» Stated exercise:
Transcribe each line of the records below exactly, excluding any embedded images.

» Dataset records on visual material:
=======

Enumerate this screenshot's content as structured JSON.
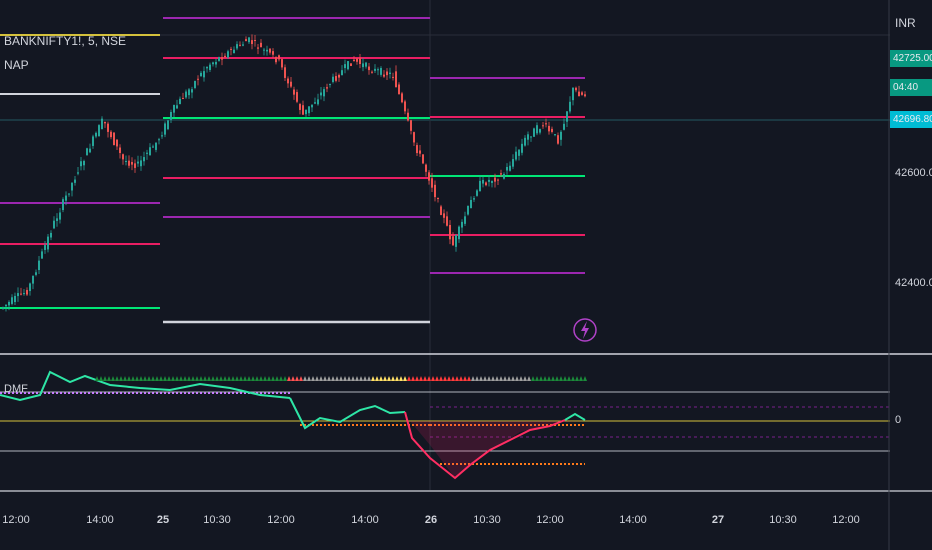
{
  "symbol": {
    "title": "BANKNIFTY1!, 5, NSE",
    "indicator": "NAP",
    "currency": "INR"
  },
  "price_axis": {
    "labels": [
      "42600.00",
      "42400.00"
    ],
    "tags": [
      {
        "text": "42725.00",
        "color": "#089981"
      },
      {
        "text": "04:40",
        "color": "#089981"
      },
      {
        "text": "42696.80",
        "color": "#00bcd4"
      }
    ]
  },
  "oscillator": {
    "label": "DMF",
    "zero_label": "0"
  },
  "time_axis": {
    "ticks": [
      {
        "label": "12:00",
        "bold": false
      },
      {
        "label": "14:00",
        "bold": false
      },
      {
        "label": "25",
        "bold": true
      },
      {
        "label": "10:30",
        "bold": false
      },
      {
        "label": "12:00",
        "bold": false
      },
      {
        "label": "14:00",
        "bold": false
      },
      {
        "label": "26",
        "bold": true
      },
      {
        "label": "10:30",
        "bold": false
      },
      {
        "label": "12:00",
        "bold": false
      },
      {
        "label": "14:00",
        "bold": false
      },
      {
        "label": "27",
        "bold": true
      },
      {
        "label": "10:30",
        "bold": false
      },
      {
        "label": "12:00",
        "bold": false
      }
    ]
  },
  "colors": {
    "background": "#131722",
    "up": "#26a69a",
    "down": "#ef5350",
    "purple": "#9c27b0",
    "pink": "#e91e63",
    "green": "#00e676",
    "white": "#d1d4dc",
    "yellow": "#d4c13c"
  },
  "chart_data": {
    "type": "candlestick",
    "price_range": [
      42300,
      42850
    ],
    "levels_visible": true
  }
}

=======

» Response for this exercise:
Enumerate this screenshot's content as structured JSON.
{
  "symbol": {
    "title": "BANKNIFTY1!, 5, NSE",
    "indicator": "NAP",
    "currency": "INR"
  },
  "price_axis": {
    "labels": [
      "42600.00",
      "42400.00"
    ],
    "tags": [
      {
        "text": "42725.00",
        "color": "#089981"
      },
      {
        "text": "04:40",
        "color": "#089981"
      },
      {
        "text": "42696.80",
        "color": "#00bcd4"
      }
    ]
  },
  "oscillator": {
    "label": "DMF",
    "zero_label": "0"
  },
  "time_axis": {
    "ticks": [
      {
        "label": "12:00",
        "bold": false
      },
      {
        "label": "14:00",
        "bold": false
      },
      {
        "label": "25",
        "bold": true
      },
      {
        "label": "10:30",
        "bold": false
      },
      {
        "label": "12:00",
        "bold": false
      },
      {
        "label": "14:00",
        "bold": false
      },
      {
        "label": "26",
        "bold": true
      },
      {
        "label": "10:30",
        "bold": false
      },
      {
        "label": "12:00",
        "bold": false
      },
      {
        "label": "14:00",
        "bold": false
      },
      {
        "label": "27",
        "bold": true
      },
      {
        "label": "10:30",
        "bold": false
      },
      {
        "label": "12:00",
        "bold": false
      }
    ]
  },
  "colors": {
    "background": "#131722",
    "up": "#26a69a",
    "down": "#ef5350",
    "purple": "#9c27b0",
    "pink": "#e91e63",
    "green": "#00e676",
    "white": "#d1d4dc",
    "yellow": "#d4c13c"
  },
  "chart_data": {
    "type": "candlestick",
    "price_range": [
      42300,
      42850
    ],
    "levels_visible": true
  }
}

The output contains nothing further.